--- Begin ---

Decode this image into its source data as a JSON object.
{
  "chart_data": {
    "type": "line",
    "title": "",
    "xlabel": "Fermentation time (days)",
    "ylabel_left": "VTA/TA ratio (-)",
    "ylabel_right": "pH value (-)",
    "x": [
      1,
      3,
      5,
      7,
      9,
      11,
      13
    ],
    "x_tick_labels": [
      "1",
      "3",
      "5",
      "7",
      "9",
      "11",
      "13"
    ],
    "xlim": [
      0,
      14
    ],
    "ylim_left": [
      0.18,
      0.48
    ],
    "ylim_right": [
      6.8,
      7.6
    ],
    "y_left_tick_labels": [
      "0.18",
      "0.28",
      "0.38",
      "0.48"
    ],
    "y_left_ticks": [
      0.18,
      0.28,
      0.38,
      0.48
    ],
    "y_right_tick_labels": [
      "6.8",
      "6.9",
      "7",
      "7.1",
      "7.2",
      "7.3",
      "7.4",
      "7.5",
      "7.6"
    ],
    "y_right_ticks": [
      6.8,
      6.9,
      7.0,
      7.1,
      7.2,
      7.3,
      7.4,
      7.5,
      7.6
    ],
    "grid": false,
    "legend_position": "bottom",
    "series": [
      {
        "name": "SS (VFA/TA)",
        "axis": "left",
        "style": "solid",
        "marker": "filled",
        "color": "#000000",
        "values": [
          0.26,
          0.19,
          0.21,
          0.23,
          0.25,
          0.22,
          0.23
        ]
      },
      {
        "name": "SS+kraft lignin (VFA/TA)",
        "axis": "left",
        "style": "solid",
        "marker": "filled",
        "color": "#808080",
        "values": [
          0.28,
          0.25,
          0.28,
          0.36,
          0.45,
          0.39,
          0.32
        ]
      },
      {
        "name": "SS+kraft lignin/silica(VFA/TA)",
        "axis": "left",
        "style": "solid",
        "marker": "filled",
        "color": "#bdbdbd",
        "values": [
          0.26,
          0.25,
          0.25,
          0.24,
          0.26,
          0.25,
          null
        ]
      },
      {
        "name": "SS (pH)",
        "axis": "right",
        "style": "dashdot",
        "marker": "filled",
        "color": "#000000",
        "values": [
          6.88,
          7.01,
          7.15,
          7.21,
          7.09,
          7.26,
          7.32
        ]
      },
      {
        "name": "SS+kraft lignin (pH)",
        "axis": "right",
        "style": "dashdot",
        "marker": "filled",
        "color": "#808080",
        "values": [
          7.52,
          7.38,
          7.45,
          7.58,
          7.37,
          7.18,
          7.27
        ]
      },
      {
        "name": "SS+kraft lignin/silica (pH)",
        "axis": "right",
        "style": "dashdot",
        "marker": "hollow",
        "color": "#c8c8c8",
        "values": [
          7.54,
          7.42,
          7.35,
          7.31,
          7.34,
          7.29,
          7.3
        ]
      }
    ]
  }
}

--- End ---

■ **Task prompt**
Write the data out again in full and exactly.

■ **Solved problem**
Decode this image into its source data as a JSON object.
{
  "chart_data": {
    "type": "line",
    "title": "",
    "xlabel": "Fermentation time (days)",
    "ylabel_left": "VTA/TA ratio (-)",
    "ylabel_right": "pH value (-)",
    "x": [
      1,
      3,
      5,
      7,
      9,
      11,
      13
    ],
    "x_tick_labels": [
      "1",
      "3",
      "5",
      "7",
      "9",
      "11",
      "13"
    ],
    "xlim": [
      0,
      14
    ],
    "ylim_left": [
      0.18,
      0.48
    ],
    "ylim_right": [
      6.8,
      7.6
    ],
    "y_left_tick_labels": [
      "0.18",
      "0.28",
      "0.38",
      "0.48"
    ],
    "y_left_ticks": [
      0.18,
      0.28,
      0.38,
      0.48
    ],
    "y_right_tick_labels": [
      "6.8",
      "6.9",
      "7",
      "7.1",
      "7.2",
      "7.3",
      "7.4",
      "7.5",
      "7.6"
    ],
    "y_right_ticks": [
      6.8,
      6.9,
      7.0,
      7.1,
      7.2,
      7.3,
      7.4,
      7.5,
      7.6
    ],
    "grid": false,
    "legend_position": "bottom",
    "series": [
      {
        "name": "SS (VFA/TA)",
        "axis": "left",
        "style": "solid",
        "marker": "filled",
        "color": "#000000",
        "values": [
          0.26,
          0.19,
          0.21,
          0.23,
          0.25,
          0.22,
          0.23
        ]
      },
      {
        "name": "SS+kraft lignin (VFA/TA)",
        "axis": "left",
        "style": "solid",
        "marker": "filled",
        "color": "#808080",
        "values": [
          0.28,
          0.25,
          0.28,
          0.36,
          0.45,
          0.39,
          0.32
        ]
      },
      {
        "name": "SS+kraft lignin/silica(VFA/TA)",
        "axis": "left",
        "style": "solid",
        "marker": "filled",
        "color": "#bdbdbd",
        "values": [
          0.26,
          0.25,
          0.25,
          0.24,
          0.26,
          0.25,
          null
        ]
      },
      {
        "name": "SS (pH)",
        "axis": "right",
        "style": "dashdot",
        "marker": "filled",
        "color": "#000000",
        "values": [
          6.88,
          7.01,
          7.15,
          7.21,
          7.09,
          7.26,
          7.32
        ]
      },
      {
        "name": "SS+kraft lignin (pH)",
        "axis": "right",
        "style": "dashdot",
        "marker": "filled",
        "color": "#808080",
        "values": [
          7.52,
          7.38,
          7.45,
          7.58,
          7.37,
          7.18,
          7.27
        ]
      },
      {
        "name": "SS+kraft lignin/silica (pH)",
        "axis": "right",
        "style": "dashdot",
        "marker": "hollow",
        "color": "#c8c8c8",
        "values": [
          7.54,
          7.42,
          7.35,
          7.31,
          7.34,
          7.29,
          7.3
        ]
      }
    ]
  }
}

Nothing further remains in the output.